--- WHAT IS NEEDED ---
Your task is to give the data again, exactly, with every line intact.

--- INPUT ROWS ---

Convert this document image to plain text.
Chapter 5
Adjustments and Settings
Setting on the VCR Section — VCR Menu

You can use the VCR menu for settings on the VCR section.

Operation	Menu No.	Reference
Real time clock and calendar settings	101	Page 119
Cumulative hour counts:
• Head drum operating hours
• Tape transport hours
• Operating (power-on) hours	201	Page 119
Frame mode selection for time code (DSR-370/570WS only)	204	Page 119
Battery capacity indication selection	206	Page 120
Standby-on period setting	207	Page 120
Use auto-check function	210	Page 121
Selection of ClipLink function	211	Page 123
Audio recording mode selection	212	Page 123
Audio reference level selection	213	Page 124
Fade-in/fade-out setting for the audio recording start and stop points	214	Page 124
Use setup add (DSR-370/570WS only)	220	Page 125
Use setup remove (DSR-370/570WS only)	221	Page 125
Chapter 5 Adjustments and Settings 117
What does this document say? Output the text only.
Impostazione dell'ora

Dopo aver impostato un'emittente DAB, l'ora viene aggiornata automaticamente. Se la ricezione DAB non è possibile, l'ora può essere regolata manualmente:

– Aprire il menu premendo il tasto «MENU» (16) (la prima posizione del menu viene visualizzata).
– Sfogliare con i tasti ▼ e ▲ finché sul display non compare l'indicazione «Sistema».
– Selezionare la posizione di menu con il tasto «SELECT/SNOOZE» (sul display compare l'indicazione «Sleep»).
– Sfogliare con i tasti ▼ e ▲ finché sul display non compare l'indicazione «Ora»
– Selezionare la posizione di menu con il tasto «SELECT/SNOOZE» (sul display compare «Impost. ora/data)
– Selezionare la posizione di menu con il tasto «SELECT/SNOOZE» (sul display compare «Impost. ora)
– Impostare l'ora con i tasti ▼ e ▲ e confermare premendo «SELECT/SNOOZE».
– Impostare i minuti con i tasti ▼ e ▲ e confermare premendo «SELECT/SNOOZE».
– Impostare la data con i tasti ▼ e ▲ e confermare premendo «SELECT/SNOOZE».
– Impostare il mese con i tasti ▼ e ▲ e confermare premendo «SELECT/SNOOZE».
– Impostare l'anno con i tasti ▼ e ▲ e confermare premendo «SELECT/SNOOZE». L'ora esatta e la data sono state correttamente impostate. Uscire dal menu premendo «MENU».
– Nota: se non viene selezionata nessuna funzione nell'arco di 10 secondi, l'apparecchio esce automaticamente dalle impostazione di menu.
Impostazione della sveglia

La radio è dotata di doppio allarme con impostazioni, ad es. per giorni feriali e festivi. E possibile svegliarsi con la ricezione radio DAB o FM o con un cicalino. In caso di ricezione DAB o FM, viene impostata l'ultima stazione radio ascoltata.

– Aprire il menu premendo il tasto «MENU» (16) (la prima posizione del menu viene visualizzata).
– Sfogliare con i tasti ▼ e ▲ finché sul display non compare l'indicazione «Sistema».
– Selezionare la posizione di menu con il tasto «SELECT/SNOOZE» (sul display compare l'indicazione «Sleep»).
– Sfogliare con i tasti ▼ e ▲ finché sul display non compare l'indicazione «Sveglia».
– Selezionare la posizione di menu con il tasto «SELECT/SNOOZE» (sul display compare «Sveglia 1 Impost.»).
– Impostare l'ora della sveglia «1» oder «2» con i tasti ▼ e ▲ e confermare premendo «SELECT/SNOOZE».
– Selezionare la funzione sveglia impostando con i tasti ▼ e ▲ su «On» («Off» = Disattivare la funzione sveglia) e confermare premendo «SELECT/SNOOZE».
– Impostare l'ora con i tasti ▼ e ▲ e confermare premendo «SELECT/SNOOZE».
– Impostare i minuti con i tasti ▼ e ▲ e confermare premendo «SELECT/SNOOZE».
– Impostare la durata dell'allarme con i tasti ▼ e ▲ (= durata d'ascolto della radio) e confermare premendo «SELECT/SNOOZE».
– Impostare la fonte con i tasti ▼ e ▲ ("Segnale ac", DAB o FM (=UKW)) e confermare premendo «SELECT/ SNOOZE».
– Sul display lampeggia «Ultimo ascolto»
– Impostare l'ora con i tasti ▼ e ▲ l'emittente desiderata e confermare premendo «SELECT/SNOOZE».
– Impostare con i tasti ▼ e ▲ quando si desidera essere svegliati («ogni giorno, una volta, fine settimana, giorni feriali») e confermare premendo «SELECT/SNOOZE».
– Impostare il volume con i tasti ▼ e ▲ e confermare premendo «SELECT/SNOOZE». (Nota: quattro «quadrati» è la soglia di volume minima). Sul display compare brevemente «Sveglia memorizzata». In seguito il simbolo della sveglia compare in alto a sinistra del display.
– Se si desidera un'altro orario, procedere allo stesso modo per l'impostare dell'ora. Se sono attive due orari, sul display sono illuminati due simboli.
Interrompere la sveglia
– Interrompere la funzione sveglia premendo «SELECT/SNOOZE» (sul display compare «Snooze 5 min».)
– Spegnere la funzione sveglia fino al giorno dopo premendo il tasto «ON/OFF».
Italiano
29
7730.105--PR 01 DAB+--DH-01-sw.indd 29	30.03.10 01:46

--- RESPONSE ---
Convert this document image to plain text.
Chapter 5
Adjustments and Settings
Setting on the VCR Section — VCR Menu

You can use the VCR menu for settings on the VCR section.

Operation	Menu No.	Reference
Real time clock and calendar settings	101	Page 119
Cumulative hour counts:
• Head drum operating hours
• Tape transport hours
• Operating (power-on) hours	201	Page 119
Frame mode selection for time code (DSR-370/570WS only)	204	Page 119
Battery capacity indication selection	206	Page 120
Standby-on period setting	207	Page 120
Use auto-check function	210	Page 121
Selection of ClipLink function	211	Page 123
Audio recording mode selection	212	Page 123
Audio reference level selection	213	Page 124
Fade-in/fade-out setting for the audio recording start and stop points	214	Page 124
Use setup add (DSR-370/570WS only)	220	Page 125
Use setup remove (DSR-370/570WS only)	221	Page 125
Chapter 5 Adjustments and Settings 117
What does this document say? Output the text only.
Impostazione dell'ora

Dopo aver impostato un'emittente DAB, l'ora viene aggiornata automaticamente. Se la ricezione DAB non è possibile, l'ora può essere regolata manualmente:

– Aprire il menu premendo il tasto «MENU» (16) (la prima posizione del menu viene visualizzata).
– Sfogliare con i tasti ▼ e ▲ finché sul display non compare l'indicazione «Sistema».
– Selezionare la posizione di menu con il tasto «SELECT/SNOOZE» (sul display compare l'indicazione «Sleep»).
– Sfogliare con i tasti ▼ e ▲ finché sul display non compare l'indicazione «Ora»
– Selezionare la posizione di menu con il tasto «SELECT/SNOOZE» (sul display compare «Impost. ora/data)
– Selezionare la posizione di menu con il tasto «SELECT/SNOOZE» (sul display compare «Impost. ora)
– Impostare l'ora con i tasti ▼ e ▲ e confermare premendo «SELECT/SNOOZE».
– Impostare i minuti con i tasti ▼ e ▲ e confermare premendo «SELECT/SNOOZE».
– Impostare la data con i tasti ▼ e ▲ e confermare premendo «SELECT/SNOOZE».
– Impostare il mese con i tasti ▼ e ▲ e confermare premendo «SELECT/SNOOZE».
– Impostare l'anno con i tasti ▼ e ▲ e confermare premendo «SELECT/SNOOZE». L'ora esatta e la data sono state correttamente impostate. Uscire dal menu premendo «MENU».
– Nota: se non viene selezionata nessuna funzione nell'arco di 10 secondi, l'apparecchio esce automaticamente dalle impostazione di menu.
Impostazione della sveglia

La radio è dotata di doppio allarme con impostazioni, ad es. per giorni feriali e festivi. E possibile svegliarsi con la ricezione radio DAB o FM o con un cicalino. In caso di ricezione DAB o FM, viene impostata l'ultima stazione radio ascoltata.

– Aprire il menu premendo il tasto «MENU» (16) (la prima posizione del menu viene visualizzata).
– Sfogliare con i tasti ▼ e ▲ finché sul display non compare l'indicazione «Sistema».
– Selezionare la posizione di menu con il tasto «SELECT/SNOOZE» (sul display compare l'indicazione «Sleep»).
– Sfogliare con i tasti ▼ e ▲ finché sul display non compare l'indicazione «Sveglia».
– Selezionare la posizione di menu con il tasto «SELECT/SNOOZE» (sul display compare «Sveglia 1 Impost.»).
– Impostare l'ora della sveglia «1» oder «2» con i tasti ▼ e ▲ e confermare premendo «SELECT/SNOOZE».
– Selezionare la funzione sveglia impostando con i tasti ▼ e ▲ su «On» («Off» = Disattivare la funzione sveglia) e confermare premendo «SELECT/SNOOZE».
– Impostare l'ora con i tasti ▼ e ▲ e confermare premendo «SELECT/SNOOZE».
– Impostare i minuti con i tasti ▼ e ▲ e confermare premendo «SELECT/SNOOZE».
– Impostare la durata dell'allarme con i tasti ▼ e ▲ (= durata d'ascolto della radio) e confermare premendo «SELECT/SNOOZE».
– Impostare la fonte con i tasti ▼ e ▲ ("Segnale ac", DAB o FM (=UKW)) e confermare premendo «SELECT/ SNOOZE».
– Sul display lampeggia «Ultimo ascolto»
– Impostare l'ora con i tasti ▼ e ▲ l'emittente desiderata e confermare premendo «SELECT/SNOOZE».
– Impostare con i tasti ▼ e ▲ quando si desidera essere svegliati («ogni giorno, una volta, fine settimana, giorni feriali») e confermare premendo «SELECT/SNOOZE».
– Impostare il volume con i tasti ▼ e ▲ e confermare premendo «SELECT/SNOOZE». (Nota: quattro «quadrati» è la soglia di volume minima). Sul display compare brevemente «Sveglia memorizzata». In seguito il simbolo della sveglia compare in alto a sinistra del display.
– Se si desidera un'altro orario, procedere allo stesso modo per l'impostare dell'ora. Se sono attive due orari, sul display sono illuminati due simboli.
Interrompere la sveglia
– Interrompere la funzione sveglia premendo «SELECT/SNOOZE» (sul display compare «Snooze 5 min».)
– Spegnere la funzione sveglia fino al giorno dopo premendo il tasto «ON/OFF».
Italiano
29
7730.105--PR 01 DAB+--DH-01-sw.indd 29	30.03.10 01:46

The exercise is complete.